__Instructions for the task__: Take the material below and write it all out again exactly.

Start of Provided material

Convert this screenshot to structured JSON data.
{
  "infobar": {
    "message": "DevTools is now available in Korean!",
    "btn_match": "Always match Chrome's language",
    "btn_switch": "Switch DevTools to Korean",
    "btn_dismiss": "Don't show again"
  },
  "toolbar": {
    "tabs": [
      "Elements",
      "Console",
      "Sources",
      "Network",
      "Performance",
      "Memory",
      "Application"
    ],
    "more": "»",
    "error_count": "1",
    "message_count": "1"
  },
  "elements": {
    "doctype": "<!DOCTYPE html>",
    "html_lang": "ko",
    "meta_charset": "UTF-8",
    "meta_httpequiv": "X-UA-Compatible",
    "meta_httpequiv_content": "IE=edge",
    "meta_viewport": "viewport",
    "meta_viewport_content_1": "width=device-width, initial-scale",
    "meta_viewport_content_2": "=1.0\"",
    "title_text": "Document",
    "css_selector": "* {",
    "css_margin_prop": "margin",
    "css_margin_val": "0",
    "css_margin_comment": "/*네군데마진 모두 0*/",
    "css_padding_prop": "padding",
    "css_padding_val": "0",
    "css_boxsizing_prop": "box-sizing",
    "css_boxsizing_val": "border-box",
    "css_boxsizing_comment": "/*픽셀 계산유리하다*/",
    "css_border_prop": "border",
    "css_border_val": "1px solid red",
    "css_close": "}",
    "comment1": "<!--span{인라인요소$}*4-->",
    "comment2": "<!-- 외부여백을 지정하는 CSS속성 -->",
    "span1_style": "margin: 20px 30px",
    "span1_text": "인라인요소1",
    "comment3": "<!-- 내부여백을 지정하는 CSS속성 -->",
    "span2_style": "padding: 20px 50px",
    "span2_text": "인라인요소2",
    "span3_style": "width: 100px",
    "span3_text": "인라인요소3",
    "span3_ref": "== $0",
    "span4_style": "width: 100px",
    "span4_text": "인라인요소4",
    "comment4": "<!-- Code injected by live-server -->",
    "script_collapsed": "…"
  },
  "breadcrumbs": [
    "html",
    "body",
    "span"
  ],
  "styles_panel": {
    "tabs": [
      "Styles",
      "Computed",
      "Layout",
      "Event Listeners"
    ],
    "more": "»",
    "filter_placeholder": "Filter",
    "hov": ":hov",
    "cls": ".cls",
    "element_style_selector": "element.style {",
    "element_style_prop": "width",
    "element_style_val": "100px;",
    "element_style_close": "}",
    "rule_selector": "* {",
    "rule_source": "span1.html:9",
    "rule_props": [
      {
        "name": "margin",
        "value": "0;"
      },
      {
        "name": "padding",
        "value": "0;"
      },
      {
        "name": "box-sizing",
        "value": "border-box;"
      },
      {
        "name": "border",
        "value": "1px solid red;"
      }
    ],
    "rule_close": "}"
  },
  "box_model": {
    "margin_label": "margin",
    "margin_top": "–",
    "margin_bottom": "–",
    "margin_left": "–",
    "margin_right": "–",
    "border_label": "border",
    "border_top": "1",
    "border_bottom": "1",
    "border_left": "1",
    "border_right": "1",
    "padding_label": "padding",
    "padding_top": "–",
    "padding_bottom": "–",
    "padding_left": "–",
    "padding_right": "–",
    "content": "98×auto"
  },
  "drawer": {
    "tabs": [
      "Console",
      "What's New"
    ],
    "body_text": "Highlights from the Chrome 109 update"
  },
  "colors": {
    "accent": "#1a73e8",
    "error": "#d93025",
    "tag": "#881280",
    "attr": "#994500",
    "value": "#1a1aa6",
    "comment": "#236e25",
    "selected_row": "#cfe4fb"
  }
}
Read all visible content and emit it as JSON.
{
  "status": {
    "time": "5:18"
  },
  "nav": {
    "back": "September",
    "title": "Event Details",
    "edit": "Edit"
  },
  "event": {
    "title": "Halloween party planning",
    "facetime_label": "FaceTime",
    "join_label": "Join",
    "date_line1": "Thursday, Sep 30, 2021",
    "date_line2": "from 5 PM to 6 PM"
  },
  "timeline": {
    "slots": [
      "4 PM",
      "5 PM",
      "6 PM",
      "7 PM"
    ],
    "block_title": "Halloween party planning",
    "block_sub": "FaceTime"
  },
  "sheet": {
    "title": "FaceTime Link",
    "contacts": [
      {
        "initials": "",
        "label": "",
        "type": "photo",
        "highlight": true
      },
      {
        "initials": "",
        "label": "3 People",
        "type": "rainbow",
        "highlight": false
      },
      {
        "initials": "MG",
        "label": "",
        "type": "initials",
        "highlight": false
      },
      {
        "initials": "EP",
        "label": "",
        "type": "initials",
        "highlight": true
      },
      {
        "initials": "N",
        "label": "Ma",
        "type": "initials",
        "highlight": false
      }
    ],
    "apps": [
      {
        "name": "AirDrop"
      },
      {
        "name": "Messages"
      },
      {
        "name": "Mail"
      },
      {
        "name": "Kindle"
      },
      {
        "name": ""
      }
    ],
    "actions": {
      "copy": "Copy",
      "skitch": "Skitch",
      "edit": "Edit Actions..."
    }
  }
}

End of Provided material

__Finished task__:
Convert this screenshot to structured JSON data.
{
  "infobar": {
    "message": "DevTools is now available in Korean!",
    "btn_match": "Always match Chrome's language",
    "btn_switch": "Switch DevTools to Korean",
    "btn_dismiss": "Don't show again"
  },
  "toolbar": {
    "tabs": [
      "Elements",
      "Console",
      "Sources",
      "Network",
      "Performance",
      "Memory",
      "Application"
    ],
    "more": "»",
    "error_count": "1",
    "message_count": "1"
  },
  "elements": {
    "doctype": "<!DOCTYPE html>",
    "html_lang": "ko",
    "meta_charset": "UTF-8",
    "meta_httpequiv": "X-UA-Compatible",
    "meta_httpequiv_content": "IE=edge",
    "meta_viewport": "viewport",
    "meta_viewport_content_1": "width=device-width, initial-scale",
    "meta_viewport_content_2": "=1.0\"",
    "title_text": "Document",
    "css_selector": "* {",
    "css_margin_prop": "margin",
    "css_margin_val": "0",
    "css_margin_comment": "/*네군데마진 모두 0*/",
    "css_padding_prop": "padding",
    "css_padding_val": "0",
    "css_boxsizing_prop": "box-sizing",
    "css_boxsizing_val": "border-box",
    "css_boxsizing_comment": "/*픽셀 계산유리하다*/",
    "css_border_prop": "border",
    "css_border_val": "1px solid red",
    "css_close": "}",
    "comment1": "<!--span{인라인요소$}*4-->",
    "comment2": "<!-- 외부여백을 지정하는 CSS속성 -->",
    "span1_style": "margin: 20px 30px",
    "span1_text": "인라인요소1",
    "comment3": "<!-- 내부여백을 지정하는 CSS속성 -->",
    "span2_style": "padding: 20px 50px",
    "span2_text": "인라인요소2",
    "span3_style": "width: 100px",
    "span3_text": "인라인요소3",
    "span3_ref": "== $0",
    "span4_style": "width: 100px",
    "span4_text": "인라인요소4",
    "comment4": "<!-- Code injected by live-server -->",
    "script_collapsed": "…"
  },
  "breadcrumbs": [
    "html",
    "body",
    "span"
  ],
  "styles_panel": {
    "tabs": [
      "Styles",
      "Computed",
      "Layout",
      "Event Listeners"
    ],
    "more": "»",
    "filter_placeholder": "Filter",
    "hov": ":hov",
    "cls": ".cls",
    "element_style_selector": "element.style {",
    "element_style_prop": "width",
    "element_style_val": "100px;",
    "element_style_close": "}",
    "rule_selector": "* {",
    "rule_source": "span1.html:9",
    "rule_props": [
      {
        "name": "margin",
        "value": "0;"
      },
      {
        "name": "padding",
        "value": "0;"
      },
      {
        "name": "box-sizing",
        "value": "border-box;"
      },
      {
        "name": "border",
        "value": "1px solid red;"
      }
    ],
    "rule_close": "}"
  },
  "box_model": {
    "margin_label": "margin",
    "margin_top": "–",
    "margin_bottom": "–",
    "margin_left": "–",
    "margin_right": "–",
    "border_label": "border",
    "border_top": "1",
    "border_bottom": "1",
    "border_left": "1",
    "border_right": "1",
    "padding_label": "padding",
    "padding_top": "–",
    "padding_bottom": "–",
    "padding_left": "–",
    "padding_right": "–",
    "content": "98×auto"
  },
  "drawer": {
    "tabs": [
      "Console",
      "What's New"
    ],
    "body_text": "Highlights from the Chrome 109 update"
  },
  "colors": {
    "accent": "#1a73e8",
    "error": "#d93025",
    "tag": "#881280",
    "attr": "#994500",
    "value": "#1a1aa6",
    "comment": "#236e25",
    "selected_row": "#cfe4fb"
  }
}
Read all visible content and emit it as JSON.
{
  "status": {
    "time": "5:18"
  },
  "nav": {
    "back": "September",
    "title": "Event Details",
    "edit": "Edit"
  },
  "event": {
    "title": "Halloween party planning",
    "facetime_label": "FaceTime",
    "join_label": "Join",
    "date_line1": "Thursday, Sep 30, 2021",
    "date_line2": "from 5 PM to 6 PM"
  },
  "timeline": {
    "slots": [
      "4 PM",
      "5 PM",
      "6 PM",
      "7 PM"
    ],
    "block_title": "Halloween party planning",
    "block_sub": "FaceTime"
  },
  "sheet": {
    "title": "FaceTime Link",
    "contacts": [
      {
        "initials": "",
        "label": "",
        "type": "photo",
        "highlight": true
      },
      {
        "initials": "",
        "label": "3 People",
        "type": "rainbow",
        "highlight": false
      },
      {
        "initials": "MG",
        "label": "",
        "type": "initials",
        "highlight": false
      },
      {
        "initials": "EP",
        "label": "",
        "type": "initials",
        "highlight": true
      },
      {
        "initials": "N",
        "label": "Ma",
        "type": "initials",
        "highlight": false
      }
    ],
    "apps": [
      {
        "name": "AirDrop"
      },
      {
        "name": "Messages"
      },
      {
        "name": "Mail"
      },
      {
        "name": "Kindle"
      },
      {
        "name": ""
      }
    ],
    "actions": {
      "copy": "Copy",
      "skitch": "Skitch",
      "edit": "Edit Actions..."
    }
  }
}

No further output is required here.